══ Input rows ══
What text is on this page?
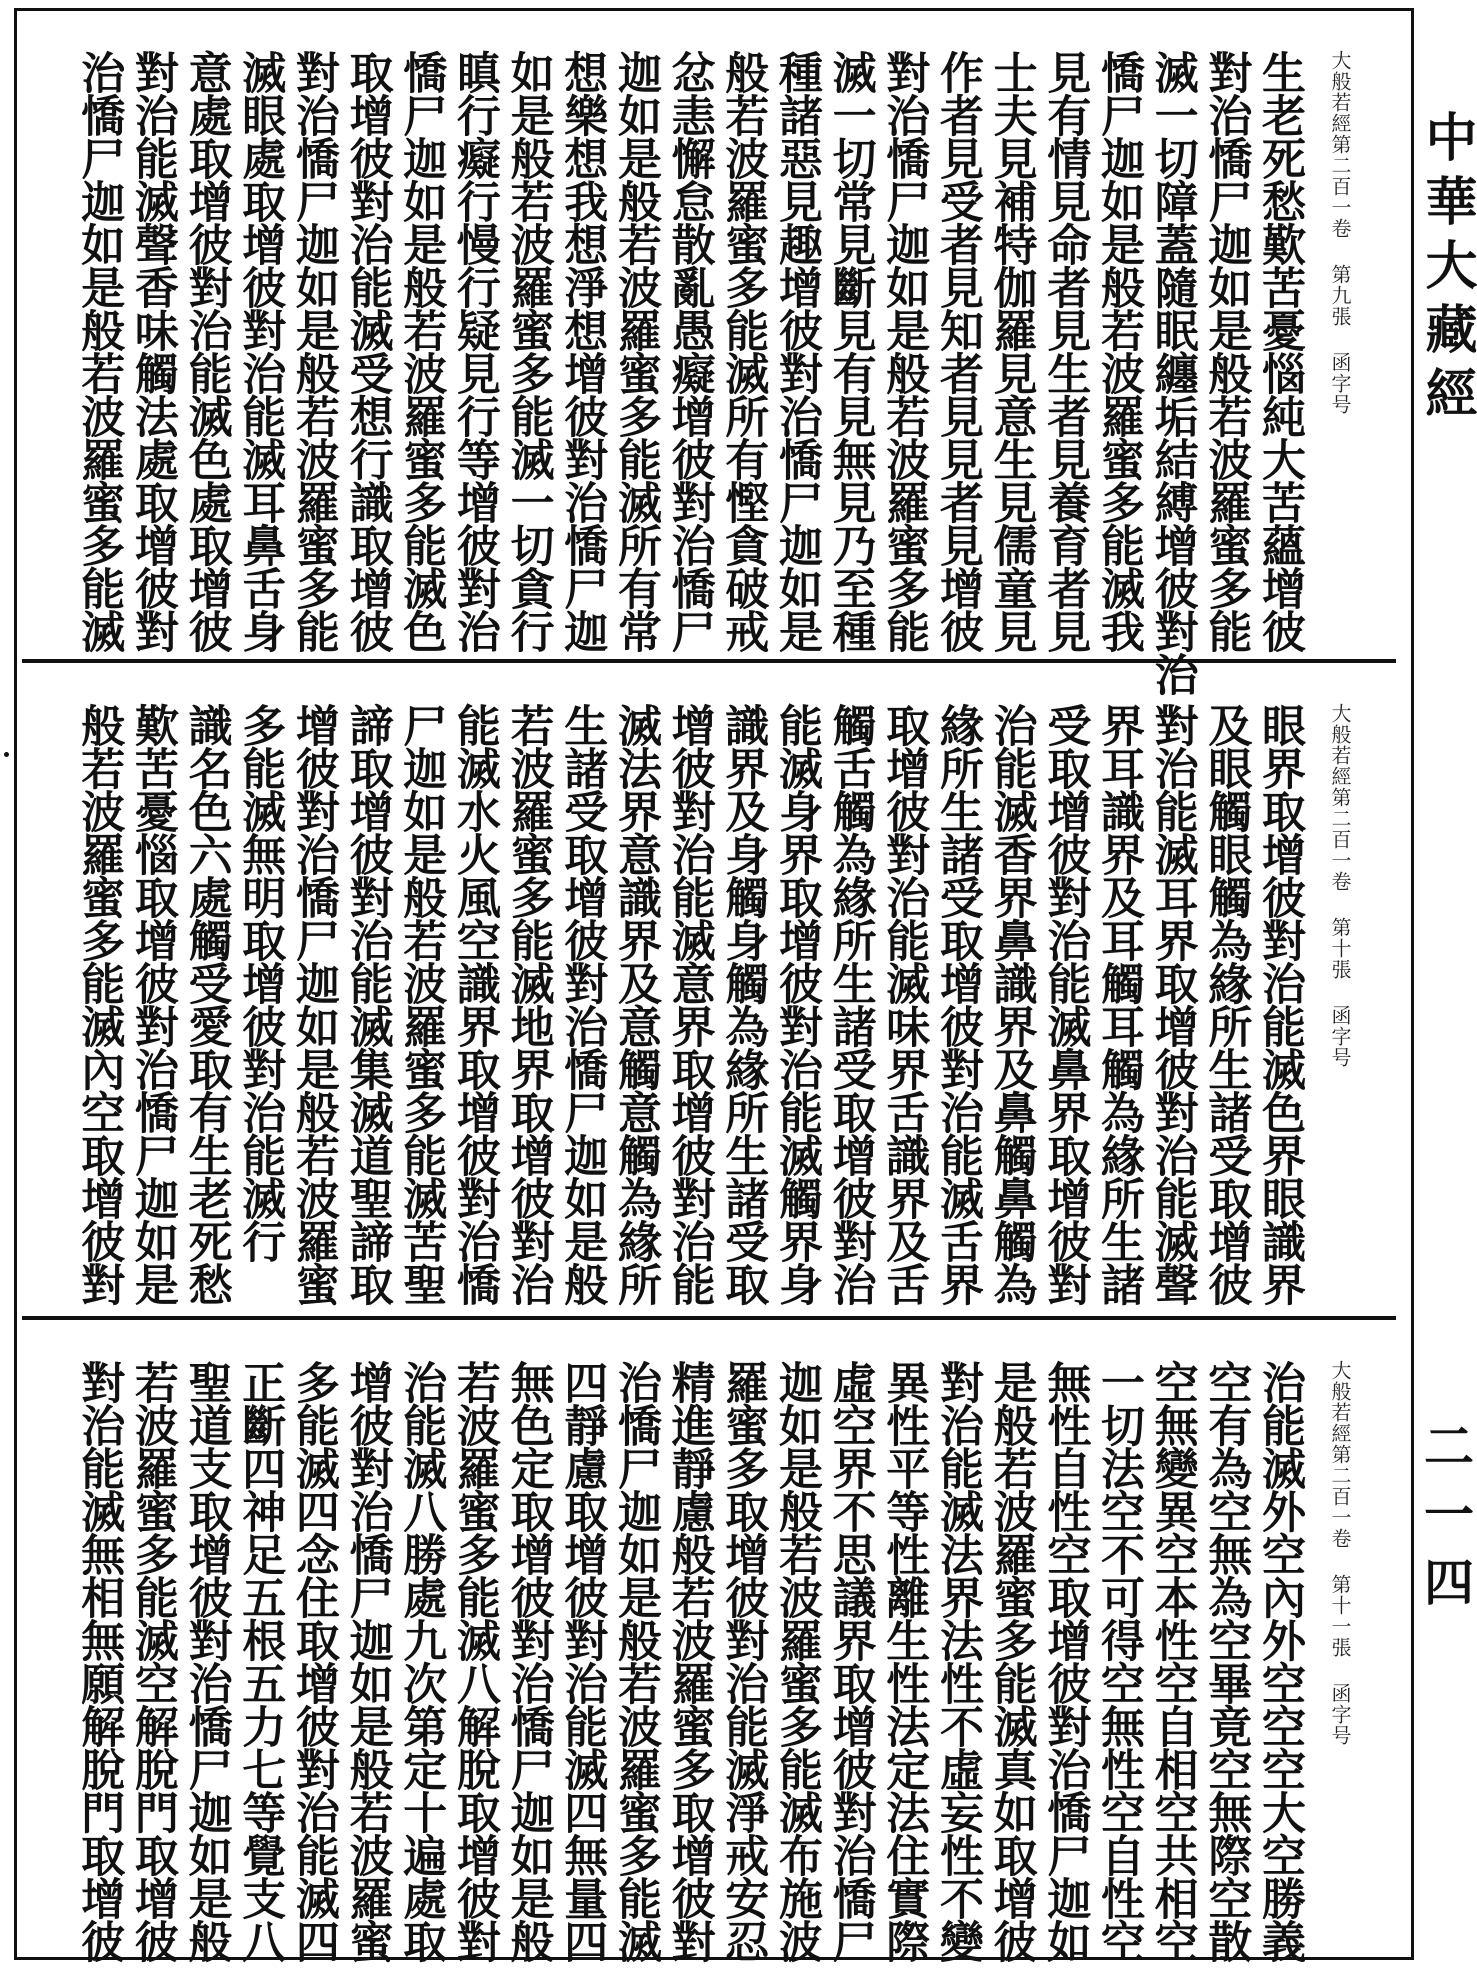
大般若經第二百一卷 第九張 函字号
生老死愁歎苦憂惱純大苦蘊增彼
對治憍尸迦如是般若波羅蜜多能
滅一切障蓋隨眠纏垢結縛增彼對治
憍尸迦如是般若波羅蜜多能滅我
見有情見命者見生者見養育者見
士夫見補特伽羅見意生見儒童見
作者見受者見知者見見者見增彼
對治憍尸迦如是般若波羅蜜多能
滅一切常見斷見有見無見乃至種
種諸惡見趣增彼對治憍尸迦如是
般若波羅蜜多能滅所有慳貪破戒
忿恚懈怠散亂愚癡增彼對治憍尸
迦如是般若波羅蜜多能滅所有常
想樂想我想淨想增彼對治憍尸迦
如是般若波羅蜜多能滅一切貪行
瞋行癡行慢行疑見行等增彼對治
憍尸迦如是般若波羅蜜多能滅色
取增彼對治能滅受想行識取增彼
對治憍尸迦如是般若波羅蜜多能
滅眼處取增彼對治能滅耳鼻舌身
意處取增彼對治能滅色處取增彼
對治能滅聲香味觸法處取增彼對
治憍尸迦如是般若波羅蜜多能滅
大般若經第二百一卷 第十張 函字号
眼界取增彼對治能滅色界眼識界
及眼觸眼觸為緣所生諸受取增彼
對治能滅耳界取增彼對治能滅聲
界耳識界及耳觸耳觸為緣所生諸
受取增彼對治能滅鼻界取增彼對
治能滅香界鼻識界及鼻觸鼻觸為
緣所生諸受取增彼對治能滅舌界
取增彼對治能滅味界舌識界及舌
觸舌觸為緣所生諸受取增彼對治
能滅身界取增彼對治能滅觸界身
識界及身觸身觸為緣所生諸受取
增彼對治能滅意界取增彼對治能
滅法界意識界及意觸意觸為緣所
生諸受取增彼對治憍尸迦如是般
若波羅蜜多能滅地界取增彼對治
能滅水火風空識界取增彼對治憍
尸迦如是般若波羅蜜多能滅苦聖
諦取增彼對治能滅集滅道聖諦取
增彼對治憍尸迦如是般若波羅蜜
多能滅無明取增彼對治能滅行
識名色六處觸受愛取有生老死愁
歎苦憂惱取增彼對治憍尸迦如是
般若波羅蜜多能滅內空取增彼對
大般若經第二百一卷 第十一張 函字号
治能滅外空內外空空空大空勝義
空有為空無為空畢竟空無際空散
空無變異空本性空自相空共相空
一切法空不可得空無性空自性空
無性自性空取增彼對治憍尸迦如
是般若波羅蜜多能滅真如取增彼
對治能滅法界法性不虛妄性不變
異性平等性離生性法定法住實際
虛空界不思議界取增彼對治憍尸
迦如是般若波羅蜜多能滅布施波
羅蜜多取增彼對治能滅淨戒安忍
精進靜慮般若波羅蜜多取增彼對
治憍尸迦如是般若波羅蜜多能滅
四靜慮取增彼對治能滅四無量四
無色定取增彼對治憍尸迦如是般
若波羅蜜多能滅八解脫取增彼對
治能滅八勝處九次第定十遍處取
增彼對治憍尸迦如是般若波羅蜜
多能滅四念住取增彼對治能滅四
正斷四神足五根五力七等覺支八
聖道支取增彼對治憍尸迦如是般
若波羅蜜多能滅空解脫門取增彼
對治能滅無相無願解脫門取增彼
中華大藏經
二一四
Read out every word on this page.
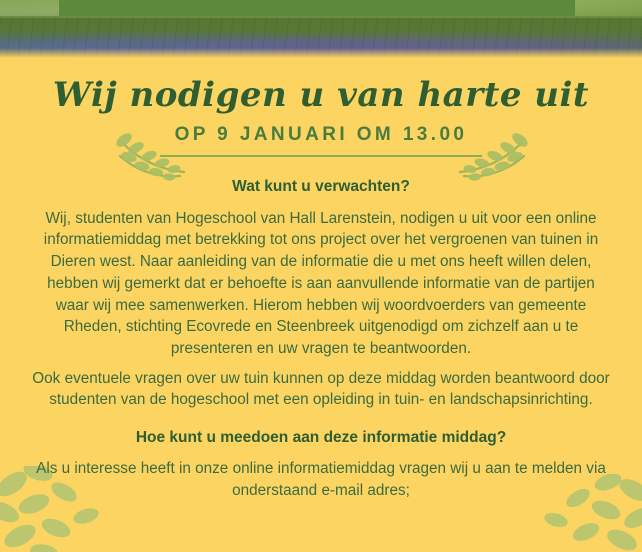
Wij nodigen u van harte uit
OP 9 JANUARI OM 13.00
Wat kunt u verwachten?
Wij, studenten van Hogeschool van Hall Larenstein, nodigen u uit voor een online informatiemiddag met betrekking tot ons project over het vergroenen van tuinen in Dieren west. Naar aanleiding van de informatie die u met ons heeft willen delen, hebben wij gemerkt dat er behoefte is aan aanvullende informatie van de partijen waar wij mee samenwerken. Hierom hebben wij woordvoerders van gemeente Rheden, stichting Ecovrede en Steenbreek uitgenodigd om zichzelf aan u te presenteren en uw vragen te beantwoorden.
Ook eventuele vragen over uw tuin kunnen op deze middag worden beantwoord door studenten van de hogeschool met een opleiding in tuin- en landschapsinrichting.
Hoe kunt u meedoen aan deze informatie middag?
Als u interesse heeft in onze online informatiemiddag vragen wij u aan te melden via onderstaand e-mail adres;
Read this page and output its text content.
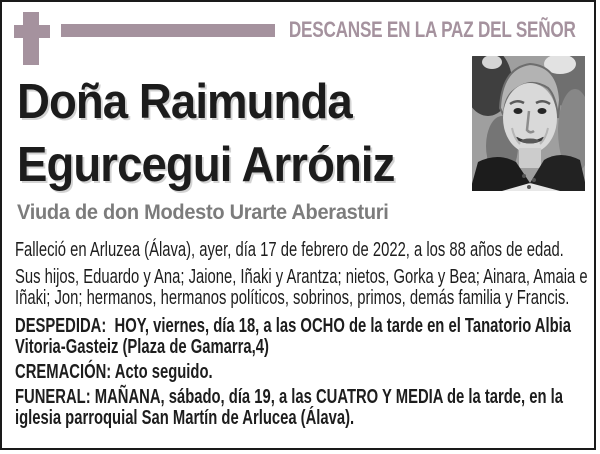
DESCANSE EN LA PAZ DEL SEÑOR
Doña Raimunda
Egurcegui Arróniz
Viuda de don Modesto Urarte Aberasturi

Falleció en Arluzea (Álava), ayer, día 17 de febrero de 2022, a los 88 años de edad.

Sus hijos, Eduardo y Ana; Jaione, Iñaki y Arantza; nietos, Gorka y Bea; Ainara, Amaia e Iñaki; Jon; hermanos, hermanos políticos, sobrinos, primos, demás familia y Francis.

DESPEDIDA:  HOY, viernes, día 18, a las OCHO de la tarde en el Tanatorio Albia Vitoria-Gasteiz (Plaza de Gamarra,4)

CREMACIÓN: Acto seguido.

FUNERAL: MAÑANA, sábado, día 19, a las CUATRO Y MEDIA de la tarde, en la iglesia parroquial San Martín de Arlucea (Álava).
═══
#### Task to carry out:
Above are the entries; count how many of their lines contain the word "vragen" and give only that number.

#### Solution to the problem:
3